**Written problem:** Of the lines in this listing, how many contain the word "created"? Give the number and nothing else.
---------- Stored rows ----------
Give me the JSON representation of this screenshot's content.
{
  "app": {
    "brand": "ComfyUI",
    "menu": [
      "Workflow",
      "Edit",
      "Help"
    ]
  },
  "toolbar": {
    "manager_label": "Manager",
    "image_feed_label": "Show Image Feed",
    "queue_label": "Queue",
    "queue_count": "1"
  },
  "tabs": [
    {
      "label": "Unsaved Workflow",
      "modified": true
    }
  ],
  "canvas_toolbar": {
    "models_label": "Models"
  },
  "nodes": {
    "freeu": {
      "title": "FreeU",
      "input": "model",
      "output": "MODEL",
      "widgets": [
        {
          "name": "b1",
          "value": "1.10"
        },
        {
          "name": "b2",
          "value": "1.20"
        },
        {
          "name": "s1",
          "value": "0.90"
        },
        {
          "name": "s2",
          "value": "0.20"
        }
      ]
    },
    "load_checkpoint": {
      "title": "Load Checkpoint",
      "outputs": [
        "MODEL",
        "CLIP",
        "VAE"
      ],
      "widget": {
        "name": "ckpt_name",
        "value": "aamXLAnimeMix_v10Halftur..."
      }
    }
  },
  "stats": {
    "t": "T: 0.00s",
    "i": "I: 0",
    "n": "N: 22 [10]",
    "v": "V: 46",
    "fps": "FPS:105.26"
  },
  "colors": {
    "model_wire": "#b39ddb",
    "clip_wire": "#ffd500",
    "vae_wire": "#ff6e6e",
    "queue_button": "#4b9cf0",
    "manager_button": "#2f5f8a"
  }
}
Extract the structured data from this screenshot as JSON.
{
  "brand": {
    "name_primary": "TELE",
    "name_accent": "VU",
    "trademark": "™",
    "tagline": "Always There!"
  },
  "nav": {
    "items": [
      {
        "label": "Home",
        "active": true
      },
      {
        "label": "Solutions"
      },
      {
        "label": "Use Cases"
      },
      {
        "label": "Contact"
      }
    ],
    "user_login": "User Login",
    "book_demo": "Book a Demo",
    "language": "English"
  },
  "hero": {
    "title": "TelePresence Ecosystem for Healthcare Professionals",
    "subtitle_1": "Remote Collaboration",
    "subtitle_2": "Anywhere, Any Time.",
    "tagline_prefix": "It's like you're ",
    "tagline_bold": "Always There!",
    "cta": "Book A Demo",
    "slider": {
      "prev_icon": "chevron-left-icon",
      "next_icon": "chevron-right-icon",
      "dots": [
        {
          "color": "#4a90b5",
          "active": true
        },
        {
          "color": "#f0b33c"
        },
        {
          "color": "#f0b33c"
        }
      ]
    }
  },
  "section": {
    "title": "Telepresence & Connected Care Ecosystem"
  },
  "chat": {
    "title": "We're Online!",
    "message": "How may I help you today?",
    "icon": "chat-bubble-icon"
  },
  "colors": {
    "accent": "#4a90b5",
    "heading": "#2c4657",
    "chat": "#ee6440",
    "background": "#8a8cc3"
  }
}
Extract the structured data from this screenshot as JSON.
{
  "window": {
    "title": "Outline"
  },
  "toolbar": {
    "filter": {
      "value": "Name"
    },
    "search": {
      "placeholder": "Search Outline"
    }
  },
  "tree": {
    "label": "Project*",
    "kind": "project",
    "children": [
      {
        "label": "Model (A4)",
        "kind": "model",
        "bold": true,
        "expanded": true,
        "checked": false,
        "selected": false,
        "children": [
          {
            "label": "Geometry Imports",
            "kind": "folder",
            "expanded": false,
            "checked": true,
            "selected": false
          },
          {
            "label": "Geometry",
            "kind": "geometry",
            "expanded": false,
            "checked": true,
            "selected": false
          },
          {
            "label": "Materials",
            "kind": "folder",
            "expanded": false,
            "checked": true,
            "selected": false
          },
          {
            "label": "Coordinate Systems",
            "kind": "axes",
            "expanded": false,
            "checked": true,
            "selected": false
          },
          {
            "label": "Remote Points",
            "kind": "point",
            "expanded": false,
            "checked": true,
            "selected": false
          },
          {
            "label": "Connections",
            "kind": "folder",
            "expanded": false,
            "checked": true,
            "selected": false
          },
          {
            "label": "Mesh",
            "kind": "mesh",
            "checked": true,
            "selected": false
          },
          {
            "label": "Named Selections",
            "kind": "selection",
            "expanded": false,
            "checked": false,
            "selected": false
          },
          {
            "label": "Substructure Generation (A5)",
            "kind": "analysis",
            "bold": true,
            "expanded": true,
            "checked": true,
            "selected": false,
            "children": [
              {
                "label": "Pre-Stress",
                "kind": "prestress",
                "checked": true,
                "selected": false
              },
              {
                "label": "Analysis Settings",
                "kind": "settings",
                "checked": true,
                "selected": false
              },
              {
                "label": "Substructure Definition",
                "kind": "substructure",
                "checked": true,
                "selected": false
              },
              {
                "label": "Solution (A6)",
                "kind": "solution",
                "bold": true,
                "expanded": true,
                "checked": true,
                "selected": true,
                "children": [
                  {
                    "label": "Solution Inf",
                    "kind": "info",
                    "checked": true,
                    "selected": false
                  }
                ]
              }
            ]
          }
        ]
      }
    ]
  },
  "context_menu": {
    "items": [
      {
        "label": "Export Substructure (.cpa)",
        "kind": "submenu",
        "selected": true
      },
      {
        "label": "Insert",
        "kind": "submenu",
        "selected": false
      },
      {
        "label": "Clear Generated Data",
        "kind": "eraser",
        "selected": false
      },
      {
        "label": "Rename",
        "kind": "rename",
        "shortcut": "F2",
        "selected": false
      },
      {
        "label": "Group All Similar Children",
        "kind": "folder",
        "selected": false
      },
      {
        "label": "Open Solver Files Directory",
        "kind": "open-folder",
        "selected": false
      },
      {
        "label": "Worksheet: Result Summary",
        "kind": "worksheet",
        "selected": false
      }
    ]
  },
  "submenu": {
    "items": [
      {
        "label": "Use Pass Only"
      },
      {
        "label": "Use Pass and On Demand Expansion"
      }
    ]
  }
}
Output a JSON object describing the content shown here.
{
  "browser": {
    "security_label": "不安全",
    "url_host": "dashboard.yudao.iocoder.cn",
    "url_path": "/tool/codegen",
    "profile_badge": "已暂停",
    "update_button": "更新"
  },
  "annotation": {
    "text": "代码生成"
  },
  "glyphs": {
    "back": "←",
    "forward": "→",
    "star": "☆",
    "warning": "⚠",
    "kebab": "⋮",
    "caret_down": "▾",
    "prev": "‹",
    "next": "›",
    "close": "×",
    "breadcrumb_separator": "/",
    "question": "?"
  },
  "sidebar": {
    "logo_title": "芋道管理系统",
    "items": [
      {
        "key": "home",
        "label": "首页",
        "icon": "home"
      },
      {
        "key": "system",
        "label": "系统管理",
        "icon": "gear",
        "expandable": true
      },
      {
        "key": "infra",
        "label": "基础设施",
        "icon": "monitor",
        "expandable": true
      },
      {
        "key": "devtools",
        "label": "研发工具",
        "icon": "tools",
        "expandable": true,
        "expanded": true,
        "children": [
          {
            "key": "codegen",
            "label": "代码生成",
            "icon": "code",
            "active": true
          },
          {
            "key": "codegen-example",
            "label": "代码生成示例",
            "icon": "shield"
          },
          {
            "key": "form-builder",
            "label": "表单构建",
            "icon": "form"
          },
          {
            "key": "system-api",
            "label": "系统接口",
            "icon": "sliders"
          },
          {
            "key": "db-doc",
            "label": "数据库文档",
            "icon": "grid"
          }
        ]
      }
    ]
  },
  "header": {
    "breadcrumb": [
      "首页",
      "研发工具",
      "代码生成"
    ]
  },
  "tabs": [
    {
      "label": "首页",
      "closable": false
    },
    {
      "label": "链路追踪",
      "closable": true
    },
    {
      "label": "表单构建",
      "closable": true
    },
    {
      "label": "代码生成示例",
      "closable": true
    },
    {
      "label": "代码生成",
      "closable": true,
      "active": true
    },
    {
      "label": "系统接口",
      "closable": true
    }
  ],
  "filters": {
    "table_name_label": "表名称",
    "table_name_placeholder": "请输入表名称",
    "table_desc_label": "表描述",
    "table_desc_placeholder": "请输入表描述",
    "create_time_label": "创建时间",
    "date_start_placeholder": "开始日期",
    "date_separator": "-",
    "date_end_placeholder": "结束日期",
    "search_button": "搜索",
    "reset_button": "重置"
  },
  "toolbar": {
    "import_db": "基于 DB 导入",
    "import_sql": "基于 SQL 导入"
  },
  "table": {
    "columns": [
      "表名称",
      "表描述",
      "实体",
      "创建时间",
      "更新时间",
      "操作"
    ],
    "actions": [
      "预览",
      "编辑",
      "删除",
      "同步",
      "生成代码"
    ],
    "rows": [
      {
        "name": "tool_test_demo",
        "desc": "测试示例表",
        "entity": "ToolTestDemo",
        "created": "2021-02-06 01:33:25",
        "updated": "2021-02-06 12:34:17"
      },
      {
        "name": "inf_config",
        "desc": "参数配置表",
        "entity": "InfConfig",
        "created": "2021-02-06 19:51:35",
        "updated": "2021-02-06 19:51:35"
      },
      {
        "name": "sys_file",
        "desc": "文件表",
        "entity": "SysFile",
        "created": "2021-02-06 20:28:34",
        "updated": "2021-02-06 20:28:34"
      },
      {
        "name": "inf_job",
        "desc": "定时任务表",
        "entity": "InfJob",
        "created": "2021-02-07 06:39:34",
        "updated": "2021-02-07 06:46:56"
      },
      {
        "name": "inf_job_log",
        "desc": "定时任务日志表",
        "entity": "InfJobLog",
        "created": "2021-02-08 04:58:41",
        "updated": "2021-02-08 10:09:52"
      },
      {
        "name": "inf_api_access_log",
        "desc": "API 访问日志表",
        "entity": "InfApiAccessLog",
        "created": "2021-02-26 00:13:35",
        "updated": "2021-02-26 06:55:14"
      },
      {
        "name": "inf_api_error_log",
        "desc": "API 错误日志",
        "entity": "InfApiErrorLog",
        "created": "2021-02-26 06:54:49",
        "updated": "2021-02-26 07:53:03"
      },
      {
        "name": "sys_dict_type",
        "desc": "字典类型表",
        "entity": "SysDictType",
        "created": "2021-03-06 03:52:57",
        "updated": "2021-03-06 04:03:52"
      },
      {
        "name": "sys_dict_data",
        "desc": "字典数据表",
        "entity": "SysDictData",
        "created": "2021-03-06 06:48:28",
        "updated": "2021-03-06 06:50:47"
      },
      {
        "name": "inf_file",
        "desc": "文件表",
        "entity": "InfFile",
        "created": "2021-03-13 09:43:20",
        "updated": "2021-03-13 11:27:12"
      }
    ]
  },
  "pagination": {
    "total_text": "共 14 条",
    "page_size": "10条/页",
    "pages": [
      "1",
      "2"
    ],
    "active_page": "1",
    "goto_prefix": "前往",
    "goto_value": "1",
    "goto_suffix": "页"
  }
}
----------
**Result for this exercise:** 10